Boxed element entries
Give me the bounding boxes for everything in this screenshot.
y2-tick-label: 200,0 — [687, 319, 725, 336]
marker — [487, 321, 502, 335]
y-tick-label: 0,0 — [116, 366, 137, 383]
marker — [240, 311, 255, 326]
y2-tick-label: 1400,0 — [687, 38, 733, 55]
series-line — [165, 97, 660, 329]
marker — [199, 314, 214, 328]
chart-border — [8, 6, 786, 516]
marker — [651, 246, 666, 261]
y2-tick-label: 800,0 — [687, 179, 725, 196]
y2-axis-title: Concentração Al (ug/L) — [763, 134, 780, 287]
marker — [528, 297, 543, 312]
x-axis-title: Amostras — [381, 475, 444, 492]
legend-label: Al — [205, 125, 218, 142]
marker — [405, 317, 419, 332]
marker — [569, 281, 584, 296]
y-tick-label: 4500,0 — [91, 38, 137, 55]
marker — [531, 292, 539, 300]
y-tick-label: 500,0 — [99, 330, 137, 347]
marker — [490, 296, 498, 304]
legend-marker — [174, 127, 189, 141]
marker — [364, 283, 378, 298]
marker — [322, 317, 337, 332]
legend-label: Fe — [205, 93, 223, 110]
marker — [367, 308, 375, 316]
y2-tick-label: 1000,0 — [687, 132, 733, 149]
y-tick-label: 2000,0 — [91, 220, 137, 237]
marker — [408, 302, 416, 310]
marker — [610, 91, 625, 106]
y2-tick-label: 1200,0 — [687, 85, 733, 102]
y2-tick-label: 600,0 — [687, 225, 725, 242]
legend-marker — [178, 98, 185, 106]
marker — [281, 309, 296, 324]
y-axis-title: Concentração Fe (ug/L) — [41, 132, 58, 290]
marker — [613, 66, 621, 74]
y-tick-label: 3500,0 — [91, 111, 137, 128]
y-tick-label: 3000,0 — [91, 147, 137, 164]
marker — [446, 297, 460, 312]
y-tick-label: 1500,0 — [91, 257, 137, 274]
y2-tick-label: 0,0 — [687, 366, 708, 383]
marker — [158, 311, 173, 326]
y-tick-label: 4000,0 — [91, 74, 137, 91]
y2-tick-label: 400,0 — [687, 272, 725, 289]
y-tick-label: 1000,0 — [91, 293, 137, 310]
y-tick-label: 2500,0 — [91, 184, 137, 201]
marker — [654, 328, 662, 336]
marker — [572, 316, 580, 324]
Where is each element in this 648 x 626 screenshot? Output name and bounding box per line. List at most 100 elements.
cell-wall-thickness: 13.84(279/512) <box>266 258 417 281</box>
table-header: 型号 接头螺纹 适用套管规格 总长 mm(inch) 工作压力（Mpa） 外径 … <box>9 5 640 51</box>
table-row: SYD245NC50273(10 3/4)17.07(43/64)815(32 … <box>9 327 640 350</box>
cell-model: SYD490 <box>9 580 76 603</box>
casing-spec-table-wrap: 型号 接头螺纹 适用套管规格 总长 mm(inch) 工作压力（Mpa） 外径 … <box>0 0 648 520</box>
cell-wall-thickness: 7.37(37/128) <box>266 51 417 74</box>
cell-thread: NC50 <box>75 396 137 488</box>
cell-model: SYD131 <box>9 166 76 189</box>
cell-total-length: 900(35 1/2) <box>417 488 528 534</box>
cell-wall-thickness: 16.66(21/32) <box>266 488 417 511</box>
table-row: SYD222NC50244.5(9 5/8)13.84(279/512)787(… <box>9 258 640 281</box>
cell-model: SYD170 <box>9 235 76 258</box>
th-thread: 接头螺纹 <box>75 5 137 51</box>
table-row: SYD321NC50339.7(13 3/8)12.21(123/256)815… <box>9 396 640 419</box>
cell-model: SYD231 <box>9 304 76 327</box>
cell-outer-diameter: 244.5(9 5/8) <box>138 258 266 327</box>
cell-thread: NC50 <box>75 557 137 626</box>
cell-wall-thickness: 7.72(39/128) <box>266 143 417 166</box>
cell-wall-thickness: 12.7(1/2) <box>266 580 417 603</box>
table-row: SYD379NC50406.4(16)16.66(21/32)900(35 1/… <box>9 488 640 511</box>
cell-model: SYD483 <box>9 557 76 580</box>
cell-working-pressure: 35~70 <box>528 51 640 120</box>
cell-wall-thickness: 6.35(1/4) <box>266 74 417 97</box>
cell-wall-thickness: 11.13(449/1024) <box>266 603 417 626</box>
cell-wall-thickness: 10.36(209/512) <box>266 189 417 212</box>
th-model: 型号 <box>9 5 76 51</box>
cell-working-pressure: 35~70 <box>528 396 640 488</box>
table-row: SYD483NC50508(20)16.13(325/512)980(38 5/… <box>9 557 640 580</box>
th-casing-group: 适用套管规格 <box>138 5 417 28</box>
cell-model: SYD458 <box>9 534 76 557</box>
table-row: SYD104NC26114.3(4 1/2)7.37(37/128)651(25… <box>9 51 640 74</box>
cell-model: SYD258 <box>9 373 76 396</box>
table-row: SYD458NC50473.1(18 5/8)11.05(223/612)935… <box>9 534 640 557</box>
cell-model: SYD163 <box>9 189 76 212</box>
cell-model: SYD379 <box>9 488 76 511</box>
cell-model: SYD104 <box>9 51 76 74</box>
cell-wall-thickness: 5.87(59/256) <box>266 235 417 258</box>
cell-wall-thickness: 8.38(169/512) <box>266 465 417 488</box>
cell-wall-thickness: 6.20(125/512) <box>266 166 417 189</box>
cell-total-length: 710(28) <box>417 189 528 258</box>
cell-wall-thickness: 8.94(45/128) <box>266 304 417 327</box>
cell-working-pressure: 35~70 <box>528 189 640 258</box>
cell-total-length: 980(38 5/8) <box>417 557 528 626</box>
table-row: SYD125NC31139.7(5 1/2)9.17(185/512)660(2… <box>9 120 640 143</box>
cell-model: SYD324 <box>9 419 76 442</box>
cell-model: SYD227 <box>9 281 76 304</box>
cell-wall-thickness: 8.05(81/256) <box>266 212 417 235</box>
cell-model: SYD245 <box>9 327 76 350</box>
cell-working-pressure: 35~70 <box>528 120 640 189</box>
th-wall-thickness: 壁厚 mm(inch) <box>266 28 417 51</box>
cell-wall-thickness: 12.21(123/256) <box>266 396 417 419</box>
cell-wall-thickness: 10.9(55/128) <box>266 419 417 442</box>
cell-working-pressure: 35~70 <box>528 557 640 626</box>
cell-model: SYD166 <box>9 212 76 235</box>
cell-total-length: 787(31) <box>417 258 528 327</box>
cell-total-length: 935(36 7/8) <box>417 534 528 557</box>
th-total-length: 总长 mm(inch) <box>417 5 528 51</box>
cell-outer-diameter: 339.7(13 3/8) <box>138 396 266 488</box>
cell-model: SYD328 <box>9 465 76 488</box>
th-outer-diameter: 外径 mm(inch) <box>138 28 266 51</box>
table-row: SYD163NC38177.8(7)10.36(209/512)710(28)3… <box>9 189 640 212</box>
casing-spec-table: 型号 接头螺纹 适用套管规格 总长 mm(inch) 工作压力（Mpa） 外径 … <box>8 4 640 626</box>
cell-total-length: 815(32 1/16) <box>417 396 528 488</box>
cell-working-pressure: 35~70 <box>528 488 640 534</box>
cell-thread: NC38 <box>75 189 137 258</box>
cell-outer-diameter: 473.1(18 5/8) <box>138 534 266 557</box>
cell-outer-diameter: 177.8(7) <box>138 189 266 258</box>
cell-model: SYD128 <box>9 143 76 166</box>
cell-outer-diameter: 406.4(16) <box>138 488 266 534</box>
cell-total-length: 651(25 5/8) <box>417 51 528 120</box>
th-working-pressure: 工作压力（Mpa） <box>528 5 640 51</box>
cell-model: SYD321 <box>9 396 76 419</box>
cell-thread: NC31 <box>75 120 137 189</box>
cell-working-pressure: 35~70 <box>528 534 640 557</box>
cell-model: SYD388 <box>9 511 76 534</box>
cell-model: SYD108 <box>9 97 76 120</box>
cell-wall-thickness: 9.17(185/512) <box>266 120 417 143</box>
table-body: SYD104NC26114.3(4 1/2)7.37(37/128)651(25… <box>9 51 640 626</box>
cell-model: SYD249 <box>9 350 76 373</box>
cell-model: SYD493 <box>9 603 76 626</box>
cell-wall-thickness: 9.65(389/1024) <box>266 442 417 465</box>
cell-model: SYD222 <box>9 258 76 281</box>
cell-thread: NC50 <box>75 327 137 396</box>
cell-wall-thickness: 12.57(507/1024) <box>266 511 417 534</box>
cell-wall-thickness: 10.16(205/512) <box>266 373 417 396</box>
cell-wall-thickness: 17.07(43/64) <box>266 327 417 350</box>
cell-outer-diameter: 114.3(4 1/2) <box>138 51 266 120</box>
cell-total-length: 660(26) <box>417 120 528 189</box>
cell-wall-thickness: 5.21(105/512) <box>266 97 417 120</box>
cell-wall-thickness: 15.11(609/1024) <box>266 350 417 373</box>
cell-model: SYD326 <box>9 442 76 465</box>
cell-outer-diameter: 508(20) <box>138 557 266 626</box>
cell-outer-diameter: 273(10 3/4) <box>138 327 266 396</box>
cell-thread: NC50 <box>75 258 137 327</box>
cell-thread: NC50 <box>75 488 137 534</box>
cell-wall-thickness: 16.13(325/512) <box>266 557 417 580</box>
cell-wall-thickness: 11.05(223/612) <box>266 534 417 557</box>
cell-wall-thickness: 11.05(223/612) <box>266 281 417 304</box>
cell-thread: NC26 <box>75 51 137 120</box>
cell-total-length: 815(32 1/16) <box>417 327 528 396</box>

#### Task prompt
Transcribe the records word for word, starting at the first line and ending at the line that contains "y2-tick-label: 1000,0 — [687, 132, 733, 149]", with both of those lines included.

#### Written reply
Give me the bounding boxes for everything in this screenshot.
y2-tick-label: 200,0 — [687, 319, 725, 336]
marker — [487, 321, 502, 335]
y-tick-label: 0,0 — [116, 366, 137, 383]
marker — [240, 311, 255, 326]
y2-tick-label: 1400,0 — [687, 38, 733, 55]
series-line — [165, 97, 660, 329]
marker — [199, 314, 214, 328]
chart-border — [8, 6, 786, 516]
marker — [651, 246, 666, 261]
y2-tick-label: 800,0 — [687, 179, 725, 196]
y2-axis-title: Concentração Al (ug/L) — [763, 134, 780, 287]
marker — [528, 297, 543, 312]
x-axis-title: Amostras — [381, 475, 444, 492]
legend-label: Al — [205, 125, 218, 142]
marker — [405, 317, 419, 332]
marker — [569, 281, 584, 296]
y-tick-label: 4500,0 — [91, 38, 137, 55]
marker — [531, 292, 539, 300]
y-tick-label: 500,0 — [99, 330, 137, 347]
marker — [490, 296, 498, 304]
legend-marker — [174, 127, 189, 141]
marker — [364, 283, 378, 298]
marker — [322, 317, 337, 332]
legend-label: Fe — [205, 93, 223, 110]
marker — [367, 308, 375, 316]
y2-tick-label: 1000,0 — [687, 132, 733, 149]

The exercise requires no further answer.